PROBLEM DETAILS: Would you output the whole listing below, exactly as it reads?
----- DATA EXTRACT -----
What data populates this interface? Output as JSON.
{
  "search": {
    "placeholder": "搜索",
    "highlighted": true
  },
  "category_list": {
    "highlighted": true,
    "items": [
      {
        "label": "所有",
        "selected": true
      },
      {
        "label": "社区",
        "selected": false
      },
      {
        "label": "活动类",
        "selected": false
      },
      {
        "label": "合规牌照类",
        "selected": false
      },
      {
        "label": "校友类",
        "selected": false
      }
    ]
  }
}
-----
WRITTEN RESPONSE:
What data populates this interface? Output as JSON.
{
  "search": {
    "placeholder": "搜索",
    "highlighted": true
  },
  "category_list": {
    "highlighted": true,
    "items": [
      {
        "label": "所有",
        "selected": true
      },
      {
        "label": "社区",
        "selected": false
      },
      {
        "label": "活动类",
        "selected": false
      },
      {
        "label": "合规牌照类",
        "selected": false
      },
      {
        "label": "校友类",
        "selected": false
      }
    ]
  }
}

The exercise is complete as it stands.